Written request = Copy out each line containing "screenshot" from the entries below.
◆ ◆ ◆ ◆
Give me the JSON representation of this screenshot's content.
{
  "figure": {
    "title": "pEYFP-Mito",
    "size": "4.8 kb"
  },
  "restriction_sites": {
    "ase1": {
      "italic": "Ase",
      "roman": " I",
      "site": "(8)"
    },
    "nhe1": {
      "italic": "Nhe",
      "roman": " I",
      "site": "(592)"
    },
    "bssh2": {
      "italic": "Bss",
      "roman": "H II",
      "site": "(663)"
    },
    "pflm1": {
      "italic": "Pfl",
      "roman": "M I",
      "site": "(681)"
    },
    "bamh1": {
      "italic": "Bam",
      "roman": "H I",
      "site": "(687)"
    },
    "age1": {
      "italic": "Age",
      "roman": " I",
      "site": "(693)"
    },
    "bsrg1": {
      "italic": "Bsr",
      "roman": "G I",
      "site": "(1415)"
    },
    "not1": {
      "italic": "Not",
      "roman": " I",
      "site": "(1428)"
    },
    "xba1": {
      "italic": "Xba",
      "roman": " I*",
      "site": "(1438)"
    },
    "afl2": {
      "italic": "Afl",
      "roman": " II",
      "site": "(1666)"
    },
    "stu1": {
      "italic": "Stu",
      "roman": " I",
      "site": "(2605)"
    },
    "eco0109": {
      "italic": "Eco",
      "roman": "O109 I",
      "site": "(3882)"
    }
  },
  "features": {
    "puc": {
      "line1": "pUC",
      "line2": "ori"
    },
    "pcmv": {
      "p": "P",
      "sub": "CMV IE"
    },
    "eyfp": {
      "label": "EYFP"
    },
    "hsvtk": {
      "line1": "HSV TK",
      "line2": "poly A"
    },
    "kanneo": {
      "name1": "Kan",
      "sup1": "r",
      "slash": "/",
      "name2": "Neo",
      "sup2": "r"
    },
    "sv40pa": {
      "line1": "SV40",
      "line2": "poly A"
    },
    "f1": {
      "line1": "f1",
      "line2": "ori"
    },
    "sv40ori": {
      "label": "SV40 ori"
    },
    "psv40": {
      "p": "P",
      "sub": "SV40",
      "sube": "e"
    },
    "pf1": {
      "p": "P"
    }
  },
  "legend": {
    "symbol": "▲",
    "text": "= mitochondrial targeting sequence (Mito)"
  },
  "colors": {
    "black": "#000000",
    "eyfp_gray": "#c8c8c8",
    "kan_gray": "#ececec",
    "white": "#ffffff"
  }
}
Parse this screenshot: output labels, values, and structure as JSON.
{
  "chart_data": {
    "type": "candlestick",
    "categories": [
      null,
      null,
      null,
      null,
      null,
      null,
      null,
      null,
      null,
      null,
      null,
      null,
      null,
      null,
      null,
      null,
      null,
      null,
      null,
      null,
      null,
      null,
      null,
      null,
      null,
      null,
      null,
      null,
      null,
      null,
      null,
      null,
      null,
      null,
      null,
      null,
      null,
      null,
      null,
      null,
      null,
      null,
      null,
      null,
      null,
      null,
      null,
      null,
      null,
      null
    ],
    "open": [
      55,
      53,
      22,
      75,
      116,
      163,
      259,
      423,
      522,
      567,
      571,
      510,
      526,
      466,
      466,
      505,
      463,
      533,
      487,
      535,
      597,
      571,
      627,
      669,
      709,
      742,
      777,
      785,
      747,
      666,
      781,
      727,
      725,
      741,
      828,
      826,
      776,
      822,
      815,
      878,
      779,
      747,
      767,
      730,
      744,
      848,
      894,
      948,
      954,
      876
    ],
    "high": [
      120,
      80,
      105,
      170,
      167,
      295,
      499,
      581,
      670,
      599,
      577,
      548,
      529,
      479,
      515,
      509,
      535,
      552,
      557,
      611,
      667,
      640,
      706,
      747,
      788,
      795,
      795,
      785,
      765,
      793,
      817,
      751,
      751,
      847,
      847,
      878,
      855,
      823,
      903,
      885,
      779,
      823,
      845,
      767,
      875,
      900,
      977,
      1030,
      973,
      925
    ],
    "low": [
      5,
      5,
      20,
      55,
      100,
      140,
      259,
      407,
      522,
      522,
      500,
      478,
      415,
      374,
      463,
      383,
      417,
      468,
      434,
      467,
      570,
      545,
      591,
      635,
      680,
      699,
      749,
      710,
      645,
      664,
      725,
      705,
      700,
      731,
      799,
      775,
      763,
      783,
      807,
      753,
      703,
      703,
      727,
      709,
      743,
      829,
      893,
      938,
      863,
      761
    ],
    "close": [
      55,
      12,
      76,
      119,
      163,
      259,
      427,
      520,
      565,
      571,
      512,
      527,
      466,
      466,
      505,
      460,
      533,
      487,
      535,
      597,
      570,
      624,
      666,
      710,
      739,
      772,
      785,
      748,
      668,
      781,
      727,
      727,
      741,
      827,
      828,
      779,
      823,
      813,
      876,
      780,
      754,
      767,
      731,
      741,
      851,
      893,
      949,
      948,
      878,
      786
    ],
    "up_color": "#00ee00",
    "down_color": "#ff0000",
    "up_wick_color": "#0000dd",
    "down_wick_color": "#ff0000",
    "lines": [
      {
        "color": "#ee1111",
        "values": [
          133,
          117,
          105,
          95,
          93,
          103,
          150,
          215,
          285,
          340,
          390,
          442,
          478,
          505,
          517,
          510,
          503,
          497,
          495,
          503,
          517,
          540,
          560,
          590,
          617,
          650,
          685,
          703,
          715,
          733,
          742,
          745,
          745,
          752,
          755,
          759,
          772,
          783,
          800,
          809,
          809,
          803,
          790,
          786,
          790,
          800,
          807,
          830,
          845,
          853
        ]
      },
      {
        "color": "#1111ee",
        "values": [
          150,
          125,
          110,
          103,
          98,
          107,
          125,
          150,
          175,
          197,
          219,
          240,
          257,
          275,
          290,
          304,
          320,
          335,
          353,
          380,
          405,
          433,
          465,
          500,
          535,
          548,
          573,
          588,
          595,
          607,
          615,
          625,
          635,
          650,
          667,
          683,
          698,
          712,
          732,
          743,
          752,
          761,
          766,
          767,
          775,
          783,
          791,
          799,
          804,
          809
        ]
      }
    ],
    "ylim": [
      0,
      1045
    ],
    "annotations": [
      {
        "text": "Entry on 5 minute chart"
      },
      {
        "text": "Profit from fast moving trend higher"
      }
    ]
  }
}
◆ ◆ ◆ ◆
Correct response =
Give me the JSON representation of this screenshot's content.
Parse this screenshot: output labels, values, and structure as JSON.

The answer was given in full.